**** Given entries ****

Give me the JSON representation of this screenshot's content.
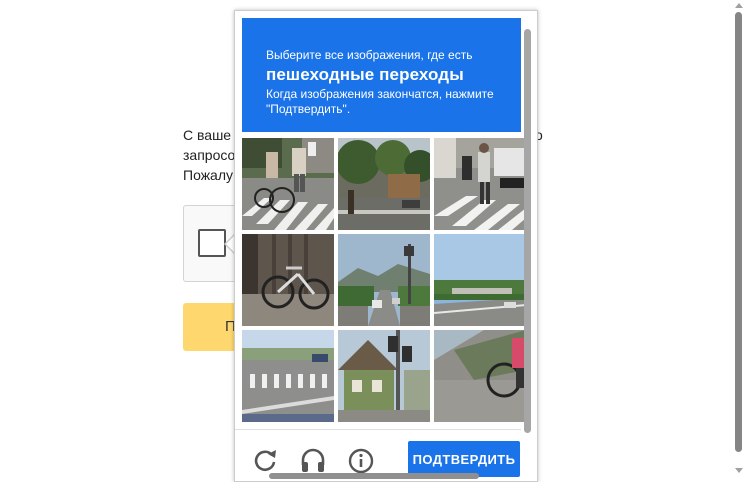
{
  "background": {
    "text_lines": [
      "С ваше",
      "запросо",
      "Пожалу"
    ],
    "text_right": "о",
    "button_label": "П"
  },
  "challenge": {
    "instruction": "Выберите все изображения, где есть",
    "target": "пешеходные переходы",
    "hint": "Когда изображения закончатся, нажмите \"Подтвердить\".",
    "verify_label": "ПОДТВЕРДИТЬ",
    "accent_color": "#1a73e8",
    "tiles": [
      {
        "scene": "crosswalk-cyclist"
      },
      {
        "scene": "street-trees"
      },
      {
        "scene": "crosswalk-pedestrians"
      },
      {
        "scene": "parked-bicycle"
      },
      {
        "scene": "road-traffic-light"
      },
      {
        "scene": "highway-overpass"
      },
      {
        "scene": "intersection-crosswalk"
      },
      {
        "scene": "house-traffic-light"
      },
      {
        "scene": "cyclist-road"
      }
    ],
    "icons": [
      "refresh-icon",
      "headphones-icon",
      "info-icon"
    ]
  }
}
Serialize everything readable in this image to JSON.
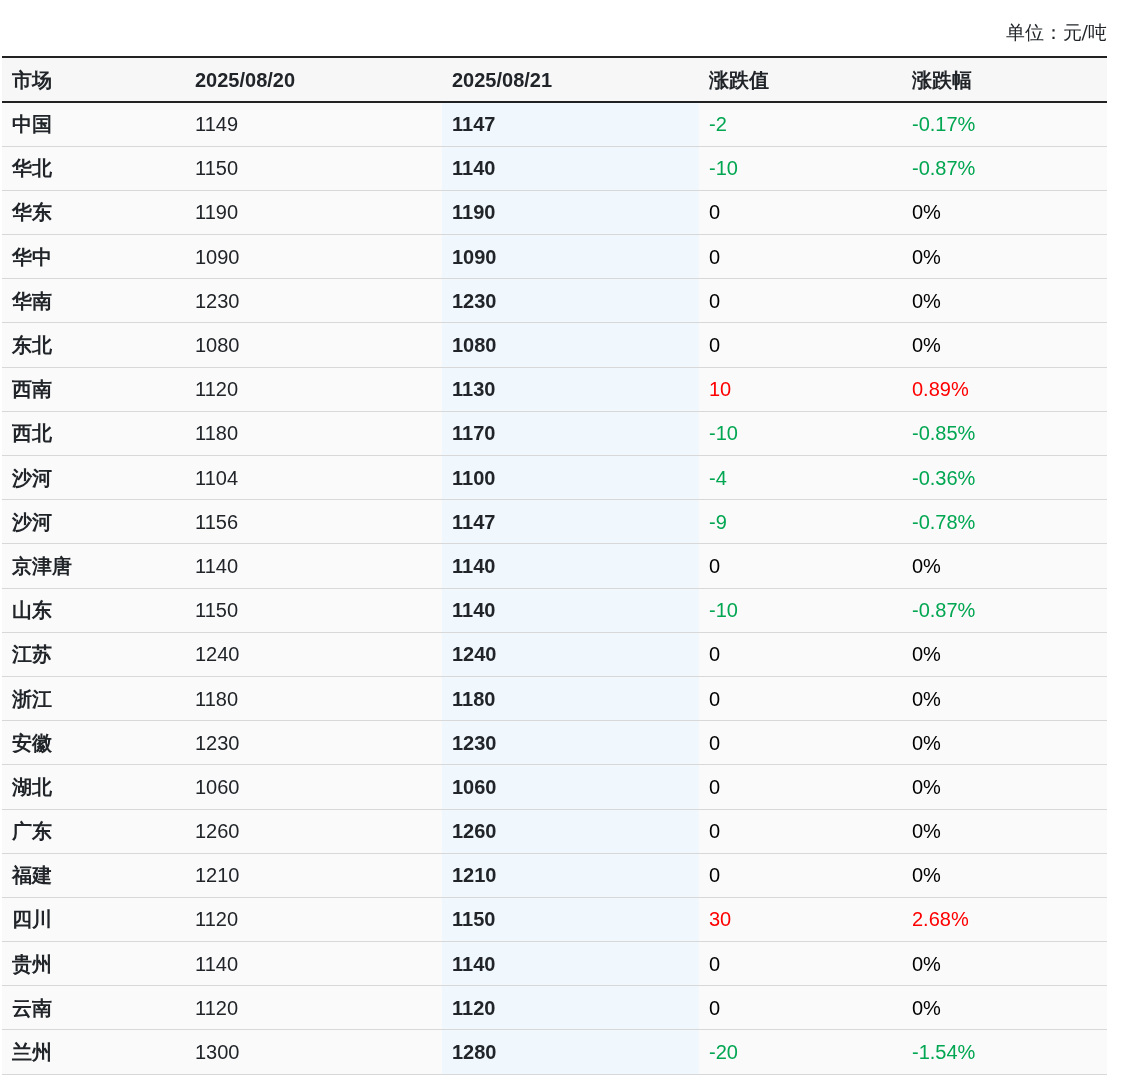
{
  "unit": "单位：元/吨",
  "columns": [
    "市场",
    "2025/08/20",
    "2025/08/21",
    "涨跌值",
    "涨跌幅"
  ],
  "rows": [
    {
      "market": "中国",
      "prev": "1149",
      "curr": "1147",
      "change": "-2",
      "pct": "-0.17%",
      "kind": "down"
    },
    {
      "market": "华北",
      "prev": "1150",
      "curr": "1140",
      "change": "-10",
      "pct": "-0.87%",
      "kind": "down"
    },
    {
      "market": "华东",
      "prev": "1190",
      "curr": "1190",
      "change": "0",
      "pct": "0%",
      "kind": "flat"
    },
    {
      "market": "华中",
      "prev": "1090",
      "curr": "1090",
      "change": "0",
      "pct": "0%",
      "kind": "flat"
    },
    {
      "market": "华南",
      "prev": "1230",
      "curr": "1230",
      "change": "0",
      "pct": "0%",
      "kind": "flat"
    },
    {
      "market": "东北",
      "prev": "1080",
      "curr": "1080",
      "change": "0",
      "pct": "0%",
      "kind": "flat"
    },
    {
      "market": "西南",
      "prev": "1120",
      "curr": "1130",
      "change": "10",
      "pct": "0.89%",
      "kind": "up"
    },
    {
      "market": "西北",
      "prev": "1180",
      "curr": "1170",
      "change": "-10",
      "pct": "-0.85%",
      "kind": "down"
    },
    {
      "market": "沙河",
      "prev": "1104",
      "curr": "1100",
      "change": "-4",
      "pct": "-0.36%",
      "kind": "down"
    },
    {
      "market": "沙河",
      "prev": "1156",
      "curr": "1147",
      "change": "-9",
      "pct": "-0.78%",
      "kind": "down"
    },
    {
      "market": "京津唐",
      "prev": "1140",
      "curr": "1140",
      "change": "0",
      "pct": "0%",
      "kind": "flat"
    },
    {
      "market": "山东",
      "prev": "1150",
      "curr": "1140",
      "change": "-10",
      "pct": "-0.87%",
      "kind": "down"
    },
    {
      "market": "江苏",
      "prev": "1240",
      "curr": "1240",
      "change": "0",
      "pct": "0%",
      "kind": "flat"
    },
    {
      "market": "浙江",
      "prev": "1180",
      "curr": "1180",
      "change": "0",
      "pct": "0%",
      "kind": "flat"
    },
    {
      "market": "安徽",
      "prev": "1230",
      "curr": "1230",
      "change": "0",
      "pct": "0%",
      "kind": "flat"
    },
    {
      "market": "湖北",
      "prev": "1060",
      "curr": "1060",
      "change": "0",
      "pct": "0%",
      "kind": "flat"
    },
    {
      "market": "广东",
      "prev": "1260",
      "curr": "1260",
      "change": "0",
      "pct": "0%",
      "kind": "flat"
    },
    {
      "market": "福建",
      "prev": "1210",
      "curr": "1210",
      "change": "0",
      "pct": "0%",
      "kind": "flat"
    },
    {
      "market": "四川",
      "prev": "1120",
      "curr": "1150",
      "change": "30",
      "pct": "2.68%",
      "kind": "up"
    },
    {
      "market": "贵州",
      "prev": "1140",
      "curr": "1140",
      "change": "0",
      "pct": "0%",
      "kind": "flat"
    },
    {
      "market": "云南",
      "prev": "1120",
      "curr": "1120",
      "change": "0",
      "pct": "0%",
      "kind": "flat"
    },
    {
      "market": "兰州",
      "prev": "1300",
      "curr": "1280",
      "change": "-20",
      "pct": "-1.54%",
      "kind": "down"
    }
  ]
}
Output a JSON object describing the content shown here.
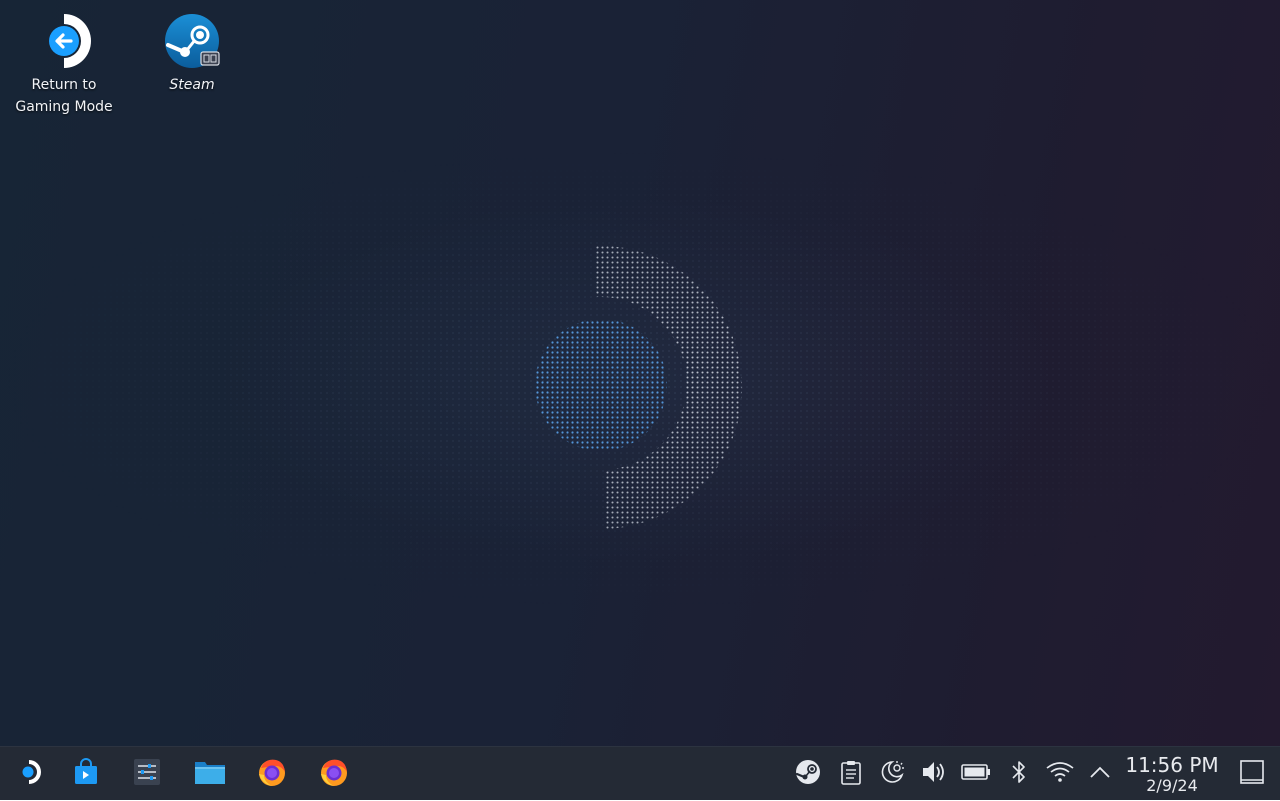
{
  "desktop": {
    "icons": [
      {
        "label": "Return to\nGaming Mode",
        "icon": "return-to-gaming-mode-icon"
      },
      {
        "label": "Steam",
        "icon": "steam-icon"
      }
    ]
  },
  "taskbar": {
    "launcher_icon": "steamos-logo-icon",
    "pinned": [
      {
        "name": "discover",
        "icon": "store-bag-icon"
      },
      {
        "name": "system-settings",
        "icon": "settings-sliders-icon"
      },
      {
        "name": "file-manager",
        "icon": "folder-icon"
      },
      {
        "name": "firefox",
        "icon": "firefox-icon"
      },
      {
        "name": "firefox",
        "icon": "firefox-icon"
      }
    ],
    "tray": [
      {
        "name": "steam",
        "icon": "steam-tray-icon"
      },
      {
        "name": "clipboard",
        "icon": "clipboard-icon"
      },
      {
        "name": "night-light",
        "icon": "night-light-icon"
      },
      {
        "name": "volume",
        "icon": "speaker-icon"
      },
      {
        "name": "battery",
        "icon": "battery-icon"
      },
      {
        "name": "bluetooth",
        "icon": "bluetooth-icon"
      },
      {
        "name": "wifi",
        "icon": "wifi-icon"
      },
      {
        "name": "show-hidden",
        "icon": "chevron-up-icon"
      }
    ],
    "clock": {
      "time": "11:56 PM",
      "date": "2/9/24"
    },
    "show_desktop_icon": "show-desktop-icon"
  },
  "colors": {
    "accent": "#1a9fff",
    "taskbar_bg": "#242a35",
    "desktop_bg": "#1a2236"
  }
}
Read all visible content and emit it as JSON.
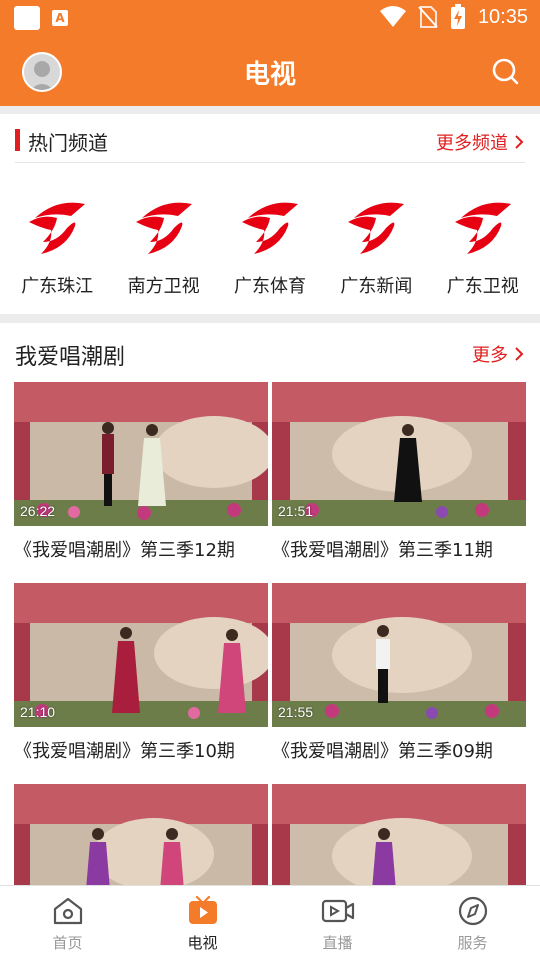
{
  "status_bar": {
    "time": "10:35"
  },
  "header": {
    "title": "电视"
  },
  "hot_channels": {
    "title": "热门频道",
    "more_label": "更多频道",
    "channels": [
      {
        "name": "广东珠江"
      },
      {
        "name": "南方卫视"
      },
      {
        "name": "广东体育"
      },
      {
        "name": "广东新闻"
      },
      {
        "name": "广东卫视"
      }
    ]
  },
  "opera_section": {
    "title": "我爱唱潮剧",
    "more_label": "更多",
    "videos": [
      {
        "title": "《我爱唱潮剧》第三季12期",
        "duration": "26:22"
      },
      {
        "title": "《我爱唱潮剧》第三季11期",
        "duration": "21:51"
      },
      {
        "title": "《我爱唱潮剧》第三季10期",
        "duration": "21:10"
      },
      {
        "title": "《我爱唱潮剧》第三季09期",
        "duration": "21:55"
      },
      {
        "title": "",
        "duration": ""
      },
      {
        "title": "",
        "duration": ""
      }
    ]
  },
  "bottom_nav": [
    {
      "label": "首页",
      "icon": "home-icon",
      "active": false
    },
    {
      "label": "电视",
      "icon": "tv-icon",
      "active": true
    },
    {
      "label": "直播",
      "icon": "live-camera-icon",
      "active": false
    },
    {
      "label": "服务",
      "icon": "compass-icon",
      "active": false
    }
  ],
  "colors": {
    "brand": "#f47b2a",
    "accent_red": "#e02020",
    "inactive": "#999999"
  }
}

****

**Do this**:
Omit the pictures and restate the rest of the records verbatim.

**Result for this task**:
Give me the JSON representation of this screenshot's content.
{
  "background": {
    "text_lines": [
      "С ваше",
      "запросо",
      "Пожалу"
    ],
    "text_right": "о",
    "button_label": "П"
  },
  "challenge": {
    "instruction": "Выберите все изображения, где есть",
    "target": "пешеходные переходы",
    "hint": "Когда изображения закончатся, нажмите \"Подтвердить\".",
    "verify_label": "ПОДТВЕРДИТЬ",
    "accent_color": "#1a73e8",
    "tiles": [
      {
        "scene": "crosswalk-cyclist"
      },
      {
        "scene": "street-trees"
      },
      {
        "scene": "crosswalk-pedestrians"
      },
      {
        "scene": "parked-bicycle"
      },
      {
        "scene": "road-traffic-light"
      },
      {
        "scene": "highway-overpass"
      },
      {
        "scene": "intersection-crosswalk"
      },
      {
        "scene": "house-traffic-light"
      },
      {
        "scene": "cyclist-road"
      }
    ],
    "icons": [
      "refresh-icon",
      "headphones-icon",
      "info-icon"
    ]
  }
}
Serialize everything readable in this image to JSON.
{
  "unit": "单位：元/吨",
  "columns": [
    "市场",
    "2025/08/20",
    "2025/08/21",
    "涨跌值",
    "涨跌幅"
  ],
  "rows": [
    {
      "market": "中国",
      "prev": "1149",
      "curr": "1147",
      "change": "-2",
      "pct": "-0.17%",
      "kind": "down"
    },
    {
      "market": "华北",
      "prev": "1150",
      "curr": "1140",
      "change": "-10",
      "pct": "-0.87%",
      "kind": "down"
    },
    {
      "market": "华东",
      "prev": "1190",
      "curr": "1190",
      "change": "0",
      "pct": "0%",
      "kind": "flat"
    },
    {
      "market": "华中",
      "prev": "1090",
      "curr": "1090",
      "change": "0",
      "pct": "0%",
      "kind": "flat"
    },
    {
      "market": "华南",
      "prev": "1230",
      "curr": "1230",
      "change": "0",
      "pct": "0%",
      "kind": "flat"
    },
    {
      "market": "东北",
      "prev": "1080",
      "curr": "1080",
      "change": "0",
      "pct": "0%",
      "kind": "flat"
    },
    {
      "market": "西南",
      "prev": "1120",
      "curr": "1130",
      "change": "10",
      "pct": "0.89%",
      "kind": "up"
    },
    {
      "market": "西北",
      "prev": "1180",
      "curr": "1170",
      "change": "-10",
      "pct": "-0.85%",
      "kind": "down"
    },
    {
      "market": "沙河",
      "prev": "1104",
      "curr": "1100",
      "change": "-4",
      "pct": "-0.36%",
      "kind": "down"
    },
    {
      "market": "沙河",
      "prev": "1156",
      "curr": "1147",
      "change": "-9",
      "pct": "-0.78%",
      "kind": "down"
    },
    {
      "market": "京津唐",
      "prev": "1140",
      "curr": "1140",
      "change": "0",
      "pct": "0%",
      "kind": "flat"
    },
    {
      "market": "山东",
      "prev": "1150",
      "curr": "1140",
      "change": "-10",
      "pct": "-0.87%",
      "kind": "down"
    },
    {
      "market": "江苏",
      "prev": "1240",
      "curr": "1240",
      "change": "0",
      "pct": "0%",
      "kind": "flat"
    },
    {
      "market": "浙江",
      "prev": "1180",
      "curr": "1180",
      "change": "0",
      "pct": "0%",
      "kind": "flat"
    },
    {
      "market": "安徽",
      "prev": "1230",
      "curr": "1230",
      "change": "0",
      "pct": "0%",
      "kind": "flat"
    },
    {
      "market": "湖北",
      "prev": "1060",
      "curr": "1060",
      "change": "0",
      "pct": "0%",
      "kind": "flat"
    },
    {
      "market": "广东",
      "prev": "1260",
      "curr": "1260",
      "change": "0",
      "pct": "0%",
      "kind": "flat"
    },
    {
      "market": "福建",
      "prev": "1210",
      "curr": "1210",
      "change": "0",
      "pct": "0%",
      "kind": "flat"
    },
    {
      "market": "四川",
      "prev": "1120",
      "curr": "1150",
      "change": "30",
      "pct": "2.68%",
      "kind": "up"
    },
    {
      "market": "贵州",
      "prev": "1140",
      "curr": "1140",
      "change": "0",
      "pct": "0%",
      "kind": "flat"
    },
    {
      "market": "云南",
      "prev": "1120",
      "curr": "1120",
      "change": "0",
      "pct": "0%",
      "kind": "flat"
    },
    {
      "market": "兰州",
      "prev": "1300",
      "curr": "1280",
      "change": "-20",
      "pct": "-1.54%",
      "kind": "down"
    }
  ]
}
Output a JSON object describing the content shown here.
{
  "desktop": {
    "icons": [
      {
        "label": "Return to\nGaming Mode",
        "icon": "return-to-gaming-mode-icon"
      },
      {
        "label": "Steam",
        "icon": "steam-icon"
      }
    ]
  },
  "taskbar": {
    "launcher_icon": "steamos-logo-icon",
    "pinned": [
      {
        "name": "discover",
        "icon": "store-bag-icon"
      },
      {
        "name": "system-settings",
        "icon": "settings-sliders-icon"
      },
      {
        "name": "file-manager",
        "icon": "folder-icon"
      },
      {
        "name": "firefox",
        "icon": "firefox-icon"
      },
      {
        "name": "firefox",
        "icon": "firefox-icon"
      }
    ],
    "tray": [
      {
        "name": "steam",
        "icon": "steam-tray-icon"
      },
      {
        "name": "clipboard",
        "icon": "clipboard-icon"
      },
      {
        "name": "night-light",
        "icon": "night-light-icon"
      },
      {
        "name": "volume",
        "icon": "speaker-icon"
      },
      {
        "name": "battery",
        "icon": "battery-icon"
      },
      {
        "name": "bluetooth",
        "icon": "bluetooth-icon"
      },
      {
        "name": "wifi",
        "icon": "wifi-icon"
      },
      {
        "name": "show-hidden",
        "icon": "chevron-up-icon"
      }
    ],
    "clock": {
      "time": "11:56 PM",
      "date": "2/9/24"
    },
    "show_desktop_icon": "show-desktop-icon"
  },
  "colors": {
    "accent": "#1a9fff",
    "taskbar_bg": "#242a35",
    "desktop_bg": "#1a2236"
  }
}
Read all visible content and emit it as JSON.
{
  "status_bar": {
    "time": "10:35"
  },
  "header": {
    "title": "电视"
  },
  "hot_channels": {
    "title": "热门频道",
    "more_label": "更多频道",
    "channels": [
      {
        "name": "广东珠江"
      },
      {
        "name": "南方卫视"
      },
      {
        "name": "广东体育"
      },
      {
        "name": "广东新闻"
      },
      {
        "name": "广东卫视"
      }
    ]
  },
  "opera_section": {
    "title": "我爱唱潮剧",
    "more_label": "更多",
    "videos": [
      {
        "title": "《我爱唱潮剧》第三季12期",
        "duration": "26:22"
      },
      {
        "title": "《我爱唱潮剧》第三季11期",
        "duration": "21:51"
      },
      {
        "title": "《我爱唱潮剧》第三季10期",
        "duration": "21:10"
      },
      {
        "title": "《我爱唱潮剧》第三季09期",
        "duration": "21:55"
      },
      {
        "title": "",
        "duration": ""
      },
      {
        "title": "",
        "duration": ""
      }
    ]
  },
  "bottom_nav": [
    {
      "label": "首页",
      "icon": "home-icon",
      "active": false
    },
    {
      "label": "电视",
      "icon": "tv-icon",
      "active": true
    },
    {
      "label": "直播",
      "icon": "live-camera-icon",
      "active": false
    },
    {
      "label": "服务",
      "icon": "compass-icon",
      "active": false
    }
  ],
  "colors": {
    "brand": "#f47b2a",
    "accent_red": "#e02020",
    "inactive": "#999999"
  }
}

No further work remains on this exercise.